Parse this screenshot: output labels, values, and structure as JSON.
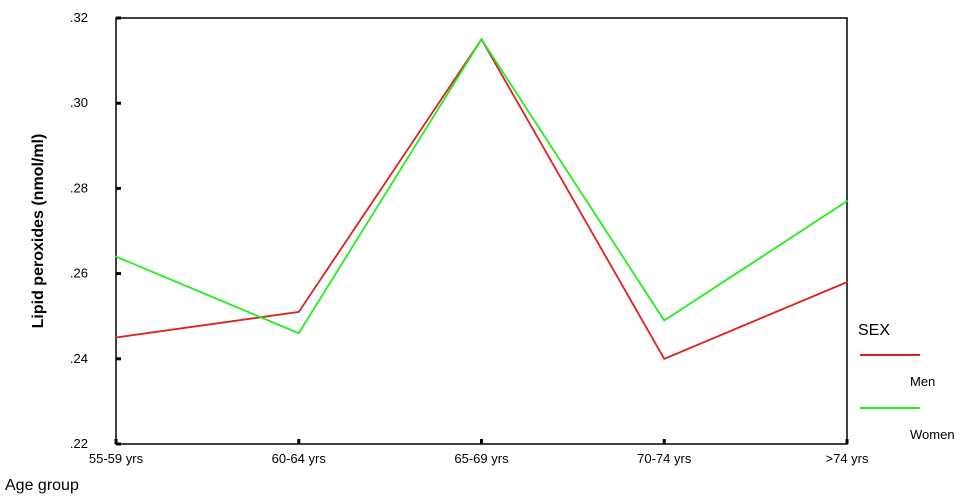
{
  "chart_data": {
    "type": "line",
    "categories": [
      "55-59  yrs",
      "60-64  yrs",
      "65-69  yrs",
      "70-74  yrs",
      ">74  yrs"
    ],
    "series": [
      {
        "name": "Men",
        "color": "#e02020",
        "values": [
          0.245,
          0.251,
          0.315,
          0.24,
          0.258
        ]
      },
      {
        "name": "Women",
        "color": "#22ee22",
        "values": [
          0.264,
          0.246,
          0.315,
          0.249,
          0.277
        ]
      }
    ],
    "ylim": [
      0.22,
      0.32
    ],
    "yticks": [
      0.22,
      0.24,
      0.26,
      0.28,
      0.3,
      0.32
    ],
    "ytick_labels": [
      ".22",
      ".24",
      ".26",
      ".28",
      ".30",
      ".32"
    ],
    "xlabel": "Age group",
    "ylabel": "Lipid peroxides (nmol/ml)",
    "legend_title": "SEX",
    "legend_position": "right",
    "grid": false
  }
}
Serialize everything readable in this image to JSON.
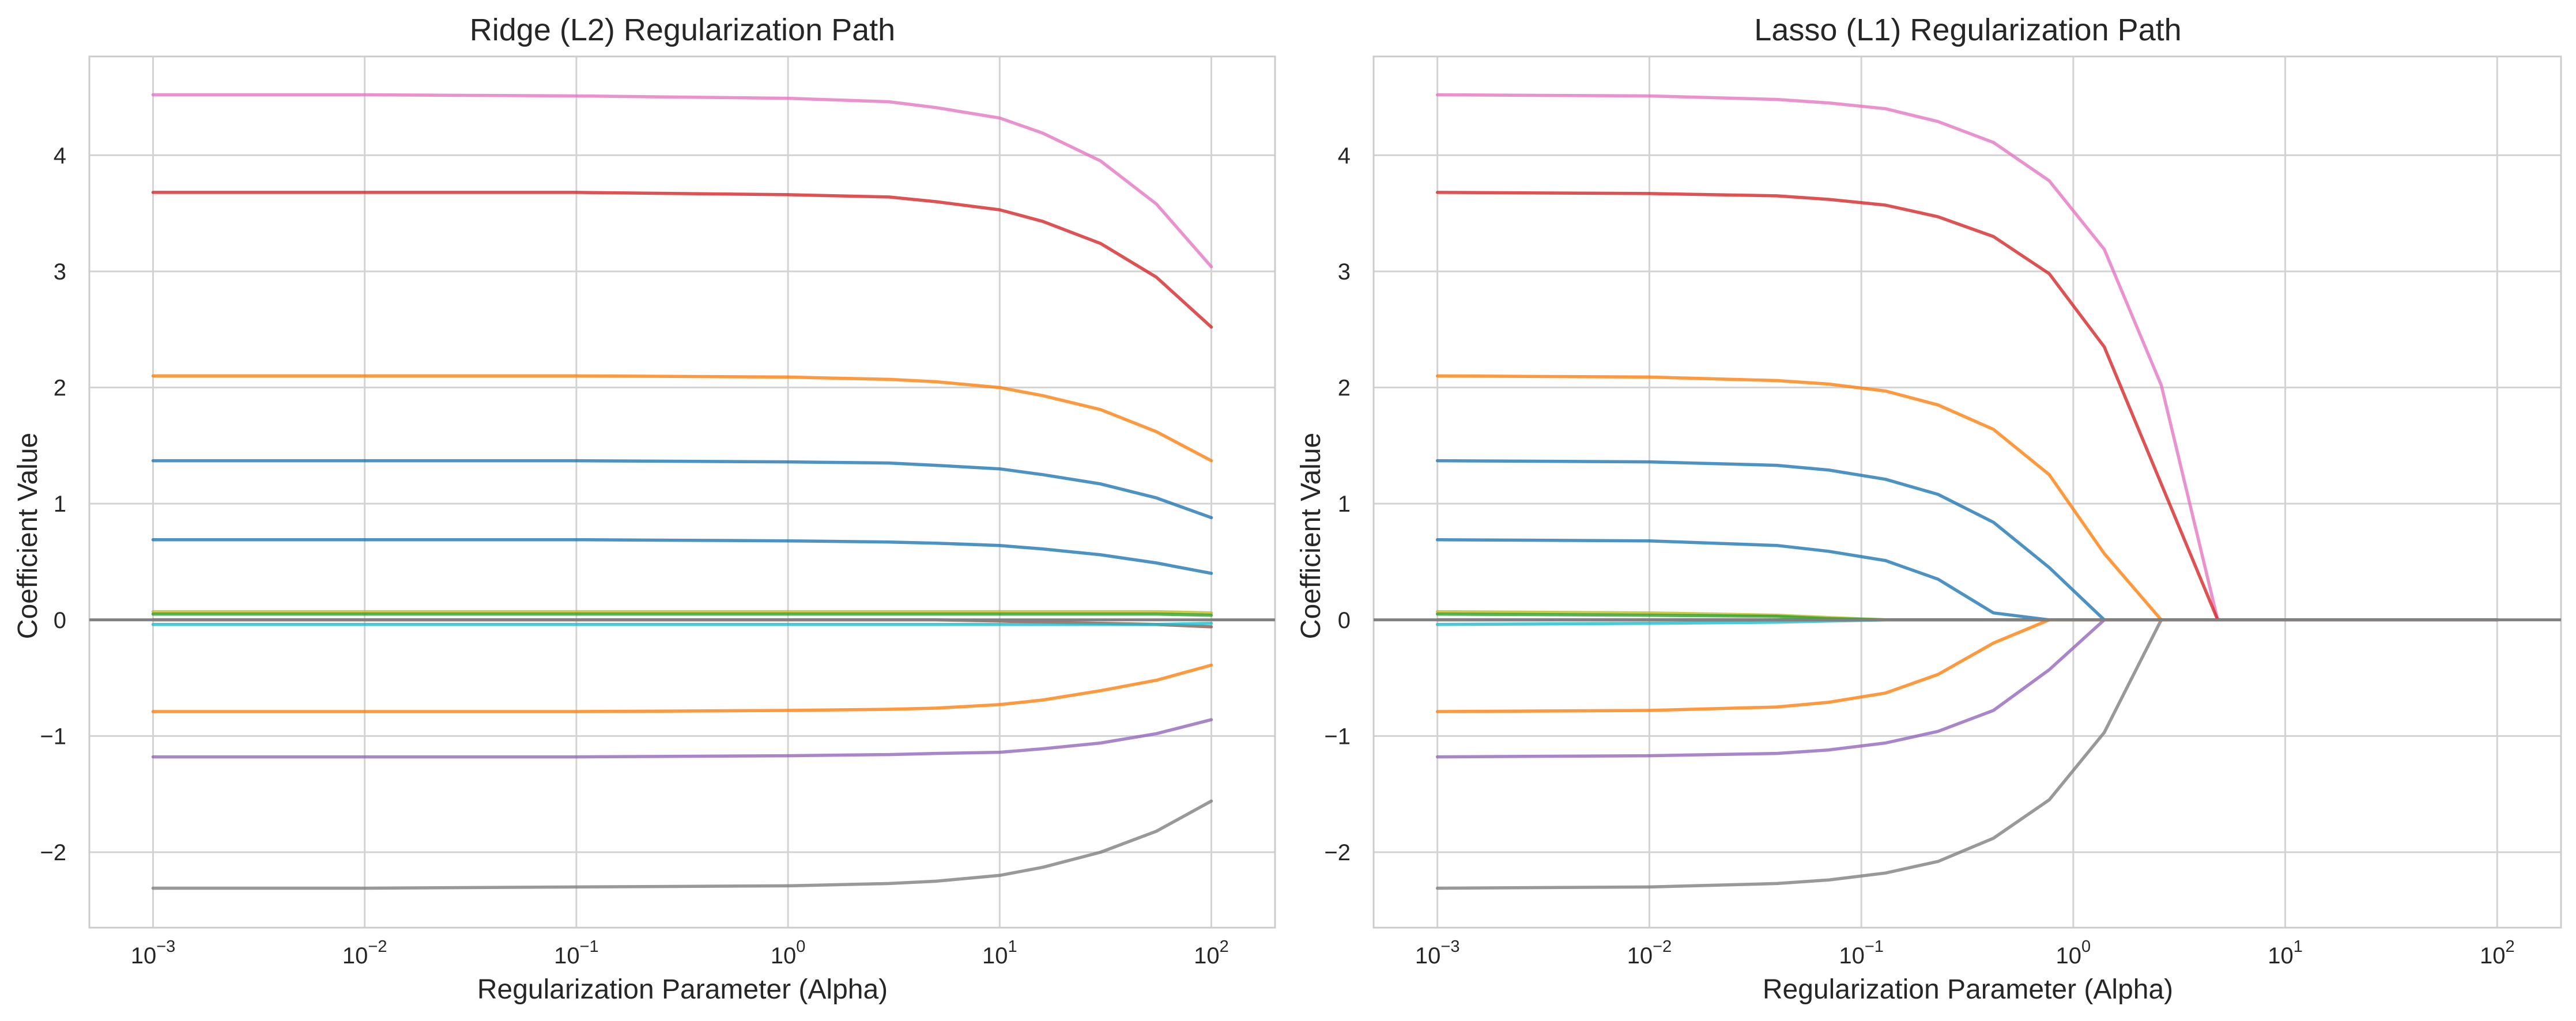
{
  "chart_data": [
    {
      "type": "line",
      "title": "Ridge (L2) Regularization Path",
      "xlabel": "Regularization Parameter (Alpha)",
      "ylabel": "Coefficient Value",
      "xscale": "log",
      "xlim": [
        0.0005,
        200
      ],
      "ylim": [
        -2.65,
        4.85
      ],
      "grid": true,
      "legend": "none",
      "reference_line_y": 0,
      "x_ticks": [
        {
          "base": "10",
          "exp": "−3"
        },
        {
          "base": "10",
          "exp": "−2"
        },
        {
          "base": "10",
          "exp": "−1"
        },
        {
          "base": "10",
          "exp": "0"
        },
        {
          "base": "10",
          "exp": "1"
        },
        {
          "base": "10",
          "exp": "2"
        }
      ],
      "y_ticks": [
        "−2",
        "−1",
        "0",
        "1",
        "2",
        "3",
        "4"
      ],
      "x": [
        0.001,
        0.01,
        0.1,
        1,
        3,
        5,
        10,
        16,
        30,
        55,
        100
      ],
      "series": [
        {
          "color": "#e377c2",
          "values": [
            4.52,
            4.52,
            4.51,
            4.49,
            4.46,
            4.41,
            4.32,
            4.19,
            3.95,
            3.58,
            3.04
          ]
        },
        {
          "color": "#d62728",
          "values": [
            3.68,
            3.68,
            3.68,
            3.66,
            3.64,
            3.6,
            3.53,
            3.43,
            3.24,
            2.95,
            2.52
          ]
        },
        {
          "color": "#ff7f0e",
          "values": [
            2.1,
            2.1,
            2.1,
            2.09,
            2.07,
            2.05,
            2.0,
            1.93,
            1.81,
            1.62,
            1.37
          ]
        },
        {
          "color": "#1f77b4",
          "values": [
            1.37,
            1.37,
            1.37,
            1.36,
            1.35,
            1.33,
            1.3,
            1.25,
            1.17,
            1.05,
            0.88
          ]
        },
        {
          "color": "#1f77b4",
          "values": [
            0.69,
            0.69,
            0.69,
            0.68,
            0.67,
            0.66,
            0.64,
            0.61,
            0.56,
            0.49,
            0.4
          ]
        },
        {
          "color": "#8c564b",
          "values": [
            0.0,
            0.0,
            0.0,
            0.0,
            0.0,
            0.0,
            -0.01,
            -0.02,
            -0.03,
            -0.04,
            -0.06
          ]
        },
        {
          "color": "#bcbd22",
          "values": [
            0.07,
            0.07,
            0.07,
            0.07,
            0.07,
            0.07,
            0.07,
            0.07,
            0.07,
            0.07,
            0.06
          ]
        },
        {
          "color": "#2ca02c",
          "values": [
            0.05,
            0.05,
            0.05,
            0.05,
            0.05,
            0.05,
            0.05,
            0.05,
            0.05,
            0.05,
            0.04
          ]
        },
        {
          "color": "#17becf",
          "values": [
            -0.04,
            -0.04,
            -0.04,
            -0.04,
            -0.04,
            -0.04,
            -0.04,
            -0.04,
            -0.04,
            -0.04,
            -0.03
          ]
        },
        {
          "color": "#ff7f0e",
          "values": [
            -0.79,
            -0.79,
            -0.79,
            -0.78,
            -0.77,
            -0.76,
            -0.73,
            -0.69,
            -0.61,
            -0.52,
            -0.39
          ]
        },
        {
          "color": "#9467bd",
          "values": [
            -1.18,
            -1.18,
            -1.18,
            -1.17,
            -1.16,
            -1.15,
            -1.14,
            -1.11,
            -1.06,
            -0.98,
            -0.86
          ]
        },
        {
          "color": "#7f7f7f",
          "values": [
            -2.31,
            -2.31,
            -2.3,
            -2.29,
            -2.27,
            -2.25,
            -2.2,
            -2.13,
            -2.0,
            -1.82,
            -1.56
          ]
        }
      ]
    },
    {
      "type": "line",
      "title": "Lasso (L1) Regularization Path",
      "xlabel": "Regularization Parameter (Alpha)",
      "ylabel": "Coefficient Value",
      "xscale": "log",
      "xlim": [
        0.0005,
        200
      ],
      "ylim": [
        -2.65,
        4.85
      ],
      "grid": true,
      "legend": "none",
      "reference_line_y": 0,
      "x_ticks": [
        {
          "base": "10",
          "exp": "−3"
        },
        {
          "base": "10",
          "exp": "−2"
        },
        {
          "base": "10",
          "exp": "−1"
        },
        {
          "base": "10",
          "exp": "0"
        },
        {
          "base": "10",
          "exp": "1"
        },
        {
          "base": "10",
          "exp": "2"
        }
      ],
      "y_ticks": [
        "−2",
        "−1",
        "0",
        "1",
        "2",
        "3",
        "4"
      ],
      "x": [
        0.001,
        0.01,
        0.04,
        0.07,
        0.13,
        0.23,
        0.42,
        0.77,
        1.4,
        2.6,
        4.8,
        10,
        100
      ],
      "series": [
        {
          "color": "#e377c2",
          "values": [
            4.52,
            4.51,
            4.48,
            4.45,
            4.4,
            4.29,
            4.11,
            3.78,
            3.19,
            2.02,
            0.0,
            0.0,
            0.0
          ]
        },
        {
          "color": "#d62728",
          "values": [
            3.68,
            3.67,
            3.65,
            3.62,
            3.57,
            3.47,
            3.3,
            2.98,
            2.35,
            1.17,
            0.0,
            0.0,
            0.0
          ]
        },
        {
          "color": "#ff7f0e",
          "values": [
            2.1,
            2.09,
            2.06,
            2.03,
            1.97,
            1.85,
            1.64,
            1.25,
            0.57,
            0.0,
            0.0,
            0.0,
            0.0
          ]
        },
        {
          "color": "#1f77b4",
          "values": [
            1.37,
            1.36,
            1.33,
            1.29,
            1.21,
            1.08,
            0.84,
            0.45,
            0.0,
            0.0,
            0.0,
            0.0,
            0.0
          ]
        },
        {
          "color": "#1f77b4",
          "values": [
            0.69,
            0.68,
            0.64,
            0.59,
            0.51,
            0.35,
            0.06,
            0.0,
            0.0,
            0.0,
            0.0,
            0.0,
            0.0
          ]
        },
        {
          "color": "#bcbd22",
          "values": [
            0.07,
            0.06,
            0.04,
            0.02,
            0.0,
            0.0,
            0.0,
            0.0,
            0.0,
            0.0,
            0.0,
            0.0,
            0.0
          ]
        },
        {
          "color": "#2ca02c",
          "values": [
            0.05,
            0.04,
            0.03,
            0.01,
            0.0,
            0.0,
            0.0,
            0.0,
            0.0,
            0.0,
            0.0,
            0.0,
            0.0
          ]
        },
        {
          "color": "#17becf",
          "values": [
            -0.04,
            -0.03,
            -0.02,
            -0.01,
            0.0,
            0.0,
            0.0,
            0.0,
            0.0,
            0.0,
            0.0,
            0.0,
            0.0
          ]
        },
        {
          "color": "#ff7f0e",
          "values": [
            -0.79,
            -0.78,
            -0.75,
            -0.71,
            -0.63,
            -0.47,
            -0.2,
            0.0,
            0.0,
            0.0,
            0.0,
            0.0,
            0.0
          ]
        },
        {
          "color": "#9467bd",
          "values": [
            -1.18,
            -1.17,
            -1.15,
            -1.12,
            -1.06,
            -0.96,
            -0.78,
            -0.43,
            0.0,
            0.0,
            0.0,
            0.0,
            0.0
          ]
        },
        {
          "color": "#7f7f7f",
          "values": [
            -2.31,
            -2.3,
            -2.27,
            -2.24,
            -2.18,
            -2.08,
            -1.88,
            -1.55,
            -0.97,
            0.0,
            0.0,
            0.0,
            0.0
          ]
        },
        {
          "color": "#8c564b",
          "values": [
            0.0,
            0.0,
            0.0,
            0.0,
            0.0,
            0.0,
            0.0,
            0.0,
            0.0,
            0.0,
            0.0,
            0.0,
            0.0
          ]
        }
      ]
    }
  ]
}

• [THE TASK] Pull out all lines in the data above that include "this".

• [THE SOLUTION]
Parse this screenshot: output labels, values, and structure as JSON.
Serialize everything readable in this image to JSON.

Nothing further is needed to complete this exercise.